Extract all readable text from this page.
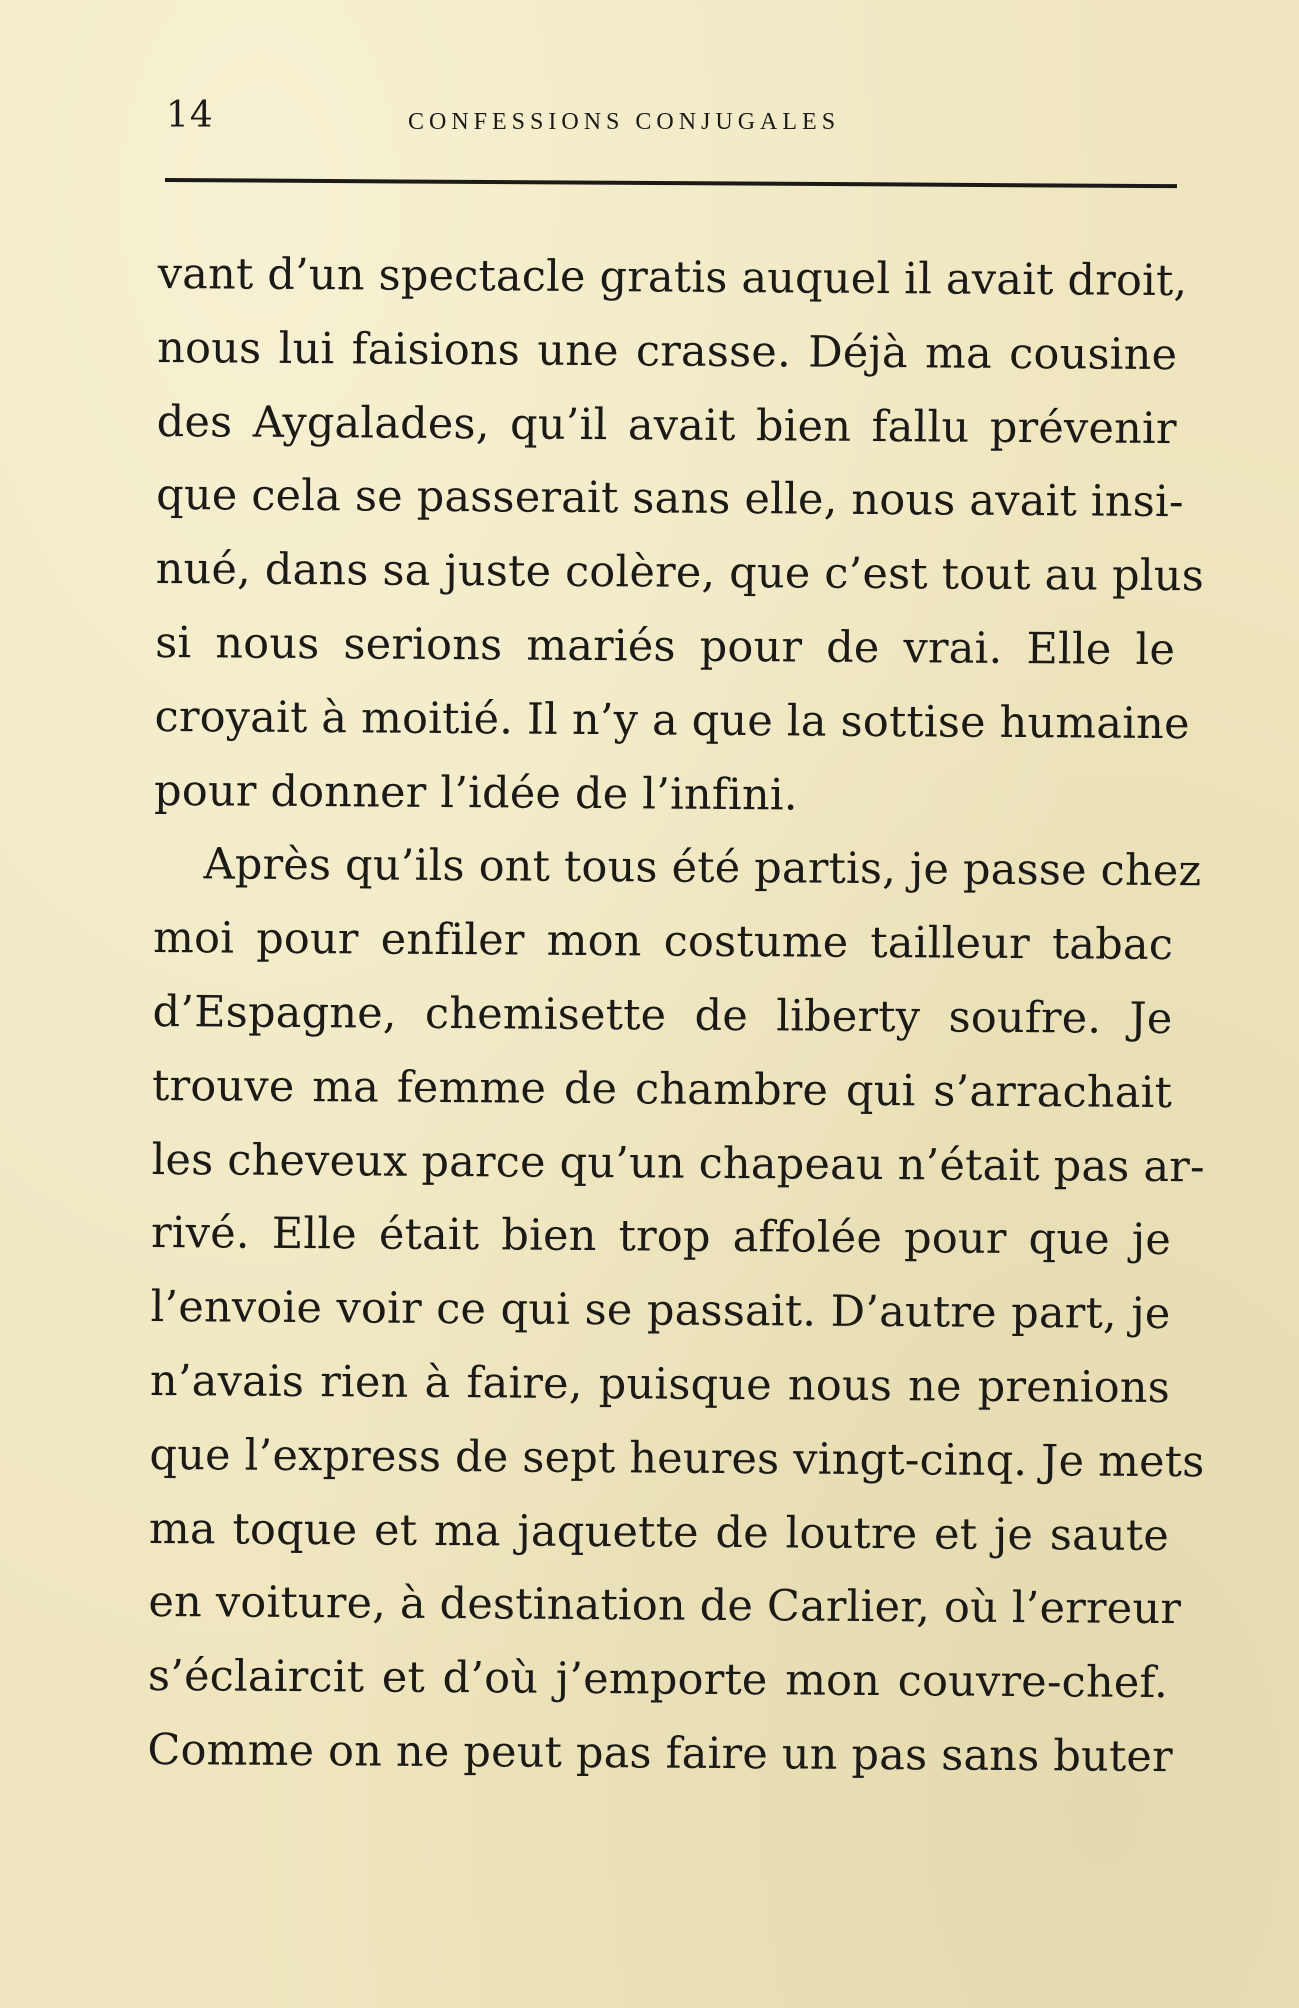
14	CONFESSIONS CONJUGALES
vant d’un spectacle gratis auquel il avait droit,
nous lui faisions une crasse. Déjà ma cousine
des Aygalades, qu’il avait bien fallu prévenir
que cela se passerait sans elle, nous avait insi-
nué, dans sa juste colère, que c’est tout au plus
si nous serions mariés pour de vrai. Elle le
croyait à moitié. Il n’y a que la sottise humaine
pour donner l’idée de l’infini.
Après qu’ils ont tous été partis, je passe chez
moi pour enfiler mon costume tailleur tabac
d’Espagne, chemisette de liberty soufre. Je
trouve ma femme de chambre qui s’arrachait
les cheveux parce qu’un chapeau n’était pas ar-
rivé. Elle était bien trop affolée pour que je
l’envoie voir ce qui se passait. D’autre part, je
n’avais rien à faire, puisque nous ne prenions
que l’express de sept heures vingt-cinq. Je mets
ma toque et ma jaquette de loutre et je saute
en voiture, à destination de Carlier, où l’erreur
s’éclaircit et d’où j’emporte mon couvre-chef.
Comme on ne peut pas faire un pas sans buter
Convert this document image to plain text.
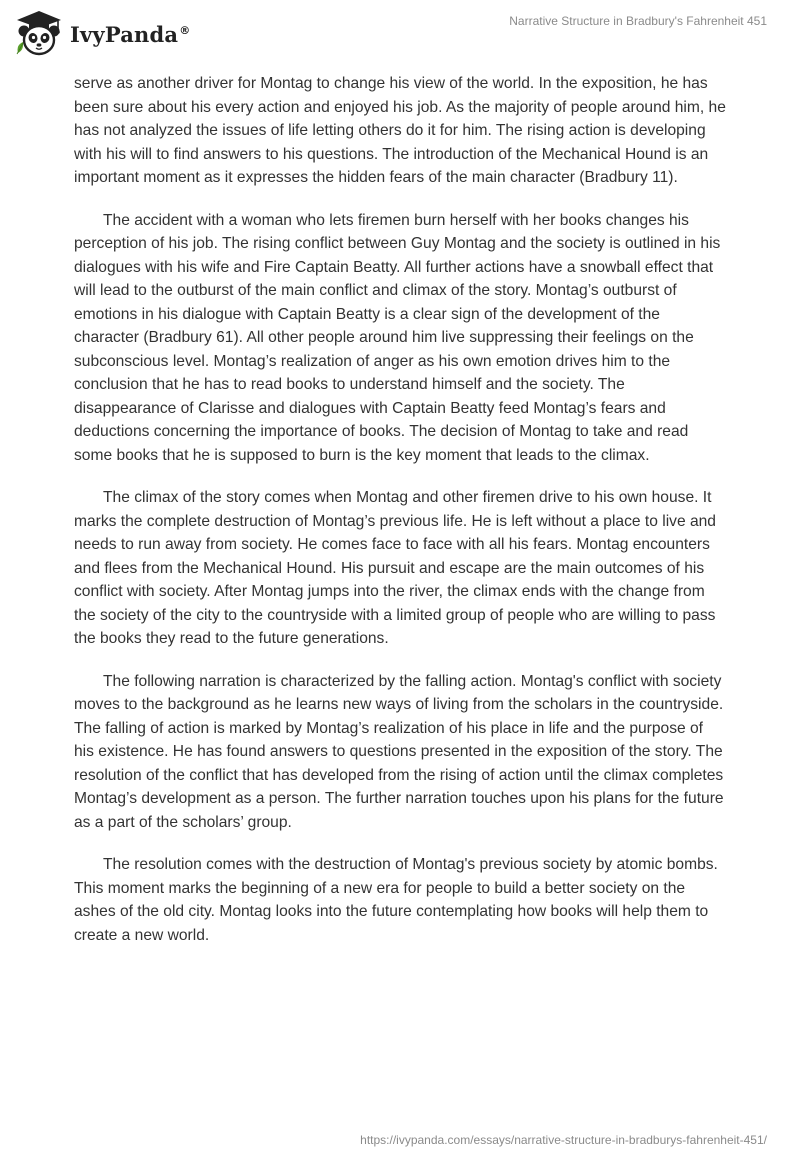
IvyPanda®
Narrative Structure in Bradbury's Fahrenheit 451

serve as another driver for Montag to change his view of the world. In the exposition, he has been sure about his every action and enjoyed his job. As the majority of people around him, he has not analyzed the issues of life letting others do it for him. The rising action is developing with his will to find answers to his questions. The introduction of the Mechanical Hound is an important moment as it expresses the hidden fears of the main character (Bradbury 11).

The accident with a woman who lets firemen burn herself with her books changes his perception of his job. The rising conflict between Guy Montag and the society is outlined in his dialogues with his wife and Fire Captain Beatty. All further actions have a snowball effect that will lead to the outburst of the main conflict and climax of the story. Montag’s outburst of emotions in his dialogue with Captain Beatty is a clear sign of the development of the character (Bradbury 61). All other people around him live suppressing their feelings on the subconscious level. Montag’s realization of anger as his own emotion drives him to the conclusion that he has to read books to understand himself and the society. The disappearance of Clarisse and dialogues with Captain Beatty feed Montag’s fears and deductions concerning the importance of books. The decision of Montag to take and read some books that he is supposed to burn is the key moment that leads to the climax.

The climax of the story comes when Montag and other firemen drive to his own house. It marks the complete destruction of Montag’s previous life. He is left without a place to live and needs to run away from society. He comes face to face with all his fears. Montag encounters and flees from the Mechanical Hound. His pursuit and escape are the main outcomes of his conflict with society. After Montag jumps into the river, the climax ends with the change from the society of the city to the countryside with a limited group of people who are willing to pass the books they read to the future generations.

The following narration is characterized by the falling action. Montag's conflict with society moves to the background as he learns new ways of living from the scholars in the countryside. The falling of action is marked by Montag’s realization of his place in life and the purpose of his existence. He has found answers to questions presented in the exposition of the story. The resolution of the conflict that has developed from the rising of action until the climax completes Montag’s development as a person. The further narration touches upon his plans for the future as a part of the scholars’ group.

The resolution comes with the destruction of Montag's previous society by atomic bombs. This moment marks the beginning of a new era for people to build a better society on the ashes of the old city. Montag looks into the future contemplating how books will help them to create a new world.

https://ivypanda.com/essays/narrative-structure-in-bradburys-fahrenheit-451/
==*==
Of the lines above, how many hold the word "faire"? Say the number alone.

2